Given exercise: Beginning at the line that contains "Output a JSON", transcribe the remaining lines of the listing exactly; include the final line and omit everything before.

Recorded information:
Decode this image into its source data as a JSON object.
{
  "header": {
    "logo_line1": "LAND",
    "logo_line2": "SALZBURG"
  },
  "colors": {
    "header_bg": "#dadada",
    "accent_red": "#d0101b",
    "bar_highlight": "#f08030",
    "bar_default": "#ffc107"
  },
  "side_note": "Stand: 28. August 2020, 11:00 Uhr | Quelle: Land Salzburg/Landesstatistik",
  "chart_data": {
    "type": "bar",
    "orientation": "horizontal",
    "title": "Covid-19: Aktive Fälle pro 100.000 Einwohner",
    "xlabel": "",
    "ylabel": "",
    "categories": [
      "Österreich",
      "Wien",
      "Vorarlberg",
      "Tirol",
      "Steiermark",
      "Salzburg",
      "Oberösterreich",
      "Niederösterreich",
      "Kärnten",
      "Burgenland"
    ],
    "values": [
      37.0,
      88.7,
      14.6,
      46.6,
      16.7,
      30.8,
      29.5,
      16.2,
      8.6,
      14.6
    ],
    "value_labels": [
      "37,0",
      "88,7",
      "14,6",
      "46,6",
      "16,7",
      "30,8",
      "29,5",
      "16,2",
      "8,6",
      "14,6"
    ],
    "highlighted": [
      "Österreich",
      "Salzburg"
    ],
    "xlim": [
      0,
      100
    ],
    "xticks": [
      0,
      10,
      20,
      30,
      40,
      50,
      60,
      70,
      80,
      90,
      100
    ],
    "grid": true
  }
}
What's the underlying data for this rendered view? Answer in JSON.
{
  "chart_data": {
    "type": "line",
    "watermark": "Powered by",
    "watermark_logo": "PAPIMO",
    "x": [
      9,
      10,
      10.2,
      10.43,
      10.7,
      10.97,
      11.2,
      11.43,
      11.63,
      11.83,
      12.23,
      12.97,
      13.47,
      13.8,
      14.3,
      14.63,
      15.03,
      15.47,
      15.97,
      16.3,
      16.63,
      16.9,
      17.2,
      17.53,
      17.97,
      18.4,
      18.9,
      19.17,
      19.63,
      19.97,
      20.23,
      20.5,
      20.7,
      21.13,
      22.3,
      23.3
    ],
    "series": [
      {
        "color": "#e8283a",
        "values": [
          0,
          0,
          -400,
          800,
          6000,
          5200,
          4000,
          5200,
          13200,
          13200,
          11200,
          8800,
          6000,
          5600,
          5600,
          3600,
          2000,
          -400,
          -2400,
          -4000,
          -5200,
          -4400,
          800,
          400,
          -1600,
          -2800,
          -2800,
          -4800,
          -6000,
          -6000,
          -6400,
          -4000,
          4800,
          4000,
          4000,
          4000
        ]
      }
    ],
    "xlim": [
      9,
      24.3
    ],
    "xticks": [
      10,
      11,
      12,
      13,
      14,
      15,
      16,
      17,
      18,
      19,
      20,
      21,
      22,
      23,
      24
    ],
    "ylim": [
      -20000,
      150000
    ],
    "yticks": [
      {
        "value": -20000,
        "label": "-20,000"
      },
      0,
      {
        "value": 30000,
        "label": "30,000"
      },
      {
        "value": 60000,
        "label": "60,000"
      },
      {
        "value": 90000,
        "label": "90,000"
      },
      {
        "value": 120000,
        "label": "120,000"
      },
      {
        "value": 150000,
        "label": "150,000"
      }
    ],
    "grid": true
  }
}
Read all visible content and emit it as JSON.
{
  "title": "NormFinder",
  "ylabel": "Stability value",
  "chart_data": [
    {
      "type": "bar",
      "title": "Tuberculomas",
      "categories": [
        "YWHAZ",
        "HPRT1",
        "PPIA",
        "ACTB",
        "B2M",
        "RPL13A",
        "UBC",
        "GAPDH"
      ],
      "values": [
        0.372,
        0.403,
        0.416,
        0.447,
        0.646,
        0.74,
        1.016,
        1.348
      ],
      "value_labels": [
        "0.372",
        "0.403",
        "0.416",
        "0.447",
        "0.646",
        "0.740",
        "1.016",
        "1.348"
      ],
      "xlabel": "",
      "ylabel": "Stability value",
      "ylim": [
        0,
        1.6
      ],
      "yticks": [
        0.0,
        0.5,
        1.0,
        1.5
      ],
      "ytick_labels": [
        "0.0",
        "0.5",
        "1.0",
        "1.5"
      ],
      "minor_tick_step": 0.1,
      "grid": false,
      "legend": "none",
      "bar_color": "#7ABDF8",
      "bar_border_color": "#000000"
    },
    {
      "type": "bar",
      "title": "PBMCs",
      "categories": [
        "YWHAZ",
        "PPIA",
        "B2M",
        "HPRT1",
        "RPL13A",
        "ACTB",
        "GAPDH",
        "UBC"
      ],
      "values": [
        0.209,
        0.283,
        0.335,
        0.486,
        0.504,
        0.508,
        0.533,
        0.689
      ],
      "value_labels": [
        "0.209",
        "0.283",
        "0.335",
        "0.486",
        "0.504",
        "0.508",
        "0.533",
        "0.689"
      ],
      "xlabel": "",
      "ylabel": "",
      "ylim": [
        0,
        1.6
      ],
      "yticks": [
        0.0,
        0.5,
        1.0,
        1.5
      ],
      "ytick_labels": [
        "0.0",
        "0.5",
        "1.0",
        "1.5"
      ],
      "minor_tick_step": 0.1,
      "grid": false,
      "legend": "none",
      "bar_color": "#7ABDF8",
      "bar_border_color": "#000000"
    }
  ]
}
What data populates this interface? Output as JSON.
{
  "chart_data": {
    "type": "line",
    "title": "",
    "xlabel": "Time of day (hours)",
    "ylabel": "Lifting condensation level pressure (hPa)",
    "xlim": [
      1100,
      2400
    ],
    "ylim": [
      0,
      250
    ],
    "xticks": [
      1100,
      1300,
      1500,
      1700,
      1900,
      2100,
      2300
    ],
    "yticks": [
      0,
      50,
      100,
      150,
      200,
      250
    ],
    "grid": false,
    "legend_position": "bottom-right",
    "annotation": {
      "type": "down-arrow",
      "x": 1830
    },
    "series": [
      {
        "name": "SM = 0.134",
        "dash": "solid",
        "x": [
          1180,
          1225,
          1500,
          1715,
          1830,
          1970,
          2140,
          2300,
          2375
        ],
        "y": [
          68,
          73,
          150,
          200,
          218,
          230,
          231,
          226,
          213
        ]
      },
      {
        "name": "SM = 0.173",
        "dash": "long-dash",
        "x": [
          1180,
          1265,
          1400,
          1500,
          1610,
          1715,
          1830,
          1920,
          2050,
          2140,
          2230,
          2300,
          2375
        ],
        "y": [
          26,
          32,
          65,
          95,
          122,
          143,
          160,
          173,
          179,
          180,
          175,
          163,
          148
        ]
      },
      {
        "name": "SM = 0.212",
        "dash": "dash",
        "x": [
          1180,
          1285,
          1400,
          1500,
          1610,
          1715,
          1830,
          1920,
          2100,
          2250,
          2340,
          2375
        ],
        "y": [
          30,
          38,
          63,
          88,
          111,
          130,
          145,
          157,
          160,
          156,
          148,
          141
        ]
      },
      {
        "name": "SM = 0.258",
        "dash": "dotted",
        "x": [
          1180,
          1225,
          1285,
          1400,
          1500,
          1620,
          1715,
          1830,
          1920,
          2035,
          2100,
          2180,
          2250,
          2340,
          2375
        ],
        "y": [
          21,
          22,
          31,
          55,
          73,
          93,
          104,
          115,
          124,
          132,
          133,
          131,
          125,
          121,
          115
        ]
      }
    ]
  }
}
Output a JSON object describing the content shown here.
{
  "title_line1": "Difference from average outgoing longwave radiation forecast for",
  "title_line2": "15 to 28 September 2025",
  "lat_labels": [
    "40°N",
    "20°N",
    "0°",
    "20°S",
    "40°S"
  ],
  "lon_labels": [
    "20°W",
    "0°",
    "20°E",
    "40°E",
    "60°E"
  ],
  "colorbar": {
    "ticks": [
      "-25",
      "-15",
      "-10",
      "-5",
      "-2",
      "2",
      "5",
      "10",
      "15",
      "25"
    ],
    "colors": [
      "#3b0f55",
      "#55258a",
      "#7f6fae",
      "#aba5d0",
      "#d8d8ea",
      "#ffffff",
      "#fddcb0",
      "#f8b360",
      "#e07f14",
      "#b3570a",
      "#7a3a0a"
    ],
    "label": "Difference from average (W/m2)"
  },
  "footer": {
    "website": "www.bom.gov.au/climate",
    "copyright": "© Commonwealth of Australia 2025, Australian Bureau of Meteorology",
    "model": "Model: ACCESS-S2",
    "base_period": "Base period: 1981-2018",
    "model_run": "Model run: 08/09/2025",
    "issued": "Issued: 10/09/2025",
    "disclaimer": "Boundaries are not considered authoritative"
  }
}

In response:
Output a JSON object describing the content shown here.
{
  "title_line1": "Difference from average outgoing longwave radiation forecast for",
  "title_line2": "15 to 28 September 2025",
  "lat_labels": [
    "40°N",
    "20°N",
    "0°",
    "20°S",
    "40°S"
  ],
  "lon_labels": [
    "20°W",
    "0°",
    "20°E",
    "40°E",
    "60°E"
  ],
  "colorbar": {
    "ticks": [
      "-25",
      "-15",
      "-10",
      "-5",
      "-2",
      "2",
      "5",
      "10",
      "15",
      "25"
    ],
    "colors": [
      "#3b0f55",
      "#55258a",
      "#7f6fae",
      "#aba5d0",
      "#d8d8ea",
      "#ffffff",
      "#fddcb0",
      "#f8b360",
      "#e07f14",
      "#b3570a",
      "#7a3a0a"
    ],
    "label": "Difference from average (W/m2)"
  },
  "footer": {
    "website": "www.bom.gov.au/climate",
    "copyright": "© Commonwealth of Australia 2025, Australian Bureau of Meteorology",
    "model": "Model: ACCESS-S2",
    "base_period": "Base period: 1981-2018",
    "model_run": "Model run: 08/09/2025",
    "issued": "Issued: 10/09/2025",
    "disclaimer": "Boundaries are not considered authoritative"
  }
}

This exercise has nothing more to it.